> [Information supplied]:
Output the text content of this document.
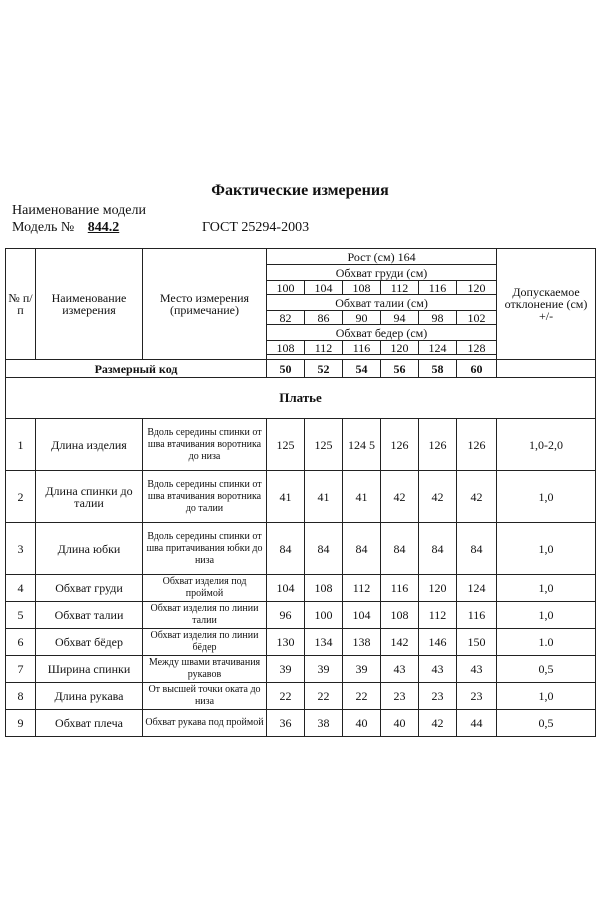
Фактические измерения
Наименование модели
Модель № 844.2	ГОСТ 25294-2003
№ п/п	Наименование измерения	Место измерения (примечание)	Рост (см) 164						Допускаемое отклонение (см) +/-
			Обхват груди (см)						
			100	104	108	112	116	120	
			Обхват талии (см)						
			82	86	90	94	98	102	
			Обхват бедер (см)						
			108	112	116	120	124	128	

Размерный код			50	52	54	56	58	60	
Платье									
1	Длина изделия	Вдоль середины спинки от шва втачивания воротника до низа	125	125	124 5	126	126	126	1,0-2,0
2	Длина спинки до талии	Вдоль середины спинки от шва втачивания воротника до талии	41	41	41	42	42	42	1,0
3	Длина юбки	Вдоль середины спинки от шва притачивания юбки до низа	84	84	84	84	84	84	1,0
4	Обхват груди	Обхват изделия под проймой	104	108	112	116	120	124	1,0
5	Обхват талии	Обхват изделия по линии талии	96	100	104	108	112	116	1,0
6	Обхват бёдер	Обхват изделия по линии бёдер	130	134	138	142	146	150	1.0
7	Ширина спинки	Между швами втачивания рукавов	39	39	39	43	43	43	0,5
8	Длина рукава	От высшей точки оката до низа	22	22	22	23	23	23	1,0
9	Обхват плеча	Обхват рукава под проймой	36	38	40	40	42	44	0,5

> [Instructions for the task]: Write out each line of the data exactly; the images should be left out.

> [Problem solution]:
Output the text content of this document.
Фактические измерения
Наименование модели
Модель № 844.2	ГОСТ 25294-2003
№ п/п	Наименование измерения	Место измерения (примечание)	Рост (см) 164						Допускаемое отклонение (см) +/-
			Обхват груди (см)						
			100	104	108	112	116	120	
			Обхват талии (см)						
			82	86	90	94	98	102	
			Обхват бедер (см)						
			108	112	116	120	124	128	

Размерный код			50	52	54	56	58	60	
Платье									
1	Длина изделия	Вдоль середины спинки от шва втачивания воротника до низа	125	125	124 5	126	126	126	1,0-2,0
2	Длина спинки до талии	Вдоль середины спинки от шва втачивания воротника до талии	41	41	41	42	42	42	1,0
3	Длина юбки	Вдоль середины спинки от шва притачивания юбки до низа	84	84	84	84	84	84	1,0
4	Обхват груди	Обхват изделия под проймой	104	108	112	116	120	124	1,0
5	Обхват талии	Обхват изделия по линии талии	96	100	104	108	112	116	1,0
6	Обхват бёдер	Обхват изделия по линии бёдер	130	134	138	142	146	150	1.0
7	Ширина спинки	Между швами втачивания рукавов	39	39	39	43	43	43	0,5
8	Длина рукава	От высшей точки оката до низа	22	22	22	23	23	23	1,0
9	Обхват плеча	Обхват рукава под проймой	36	38	40	40	42	44	0,5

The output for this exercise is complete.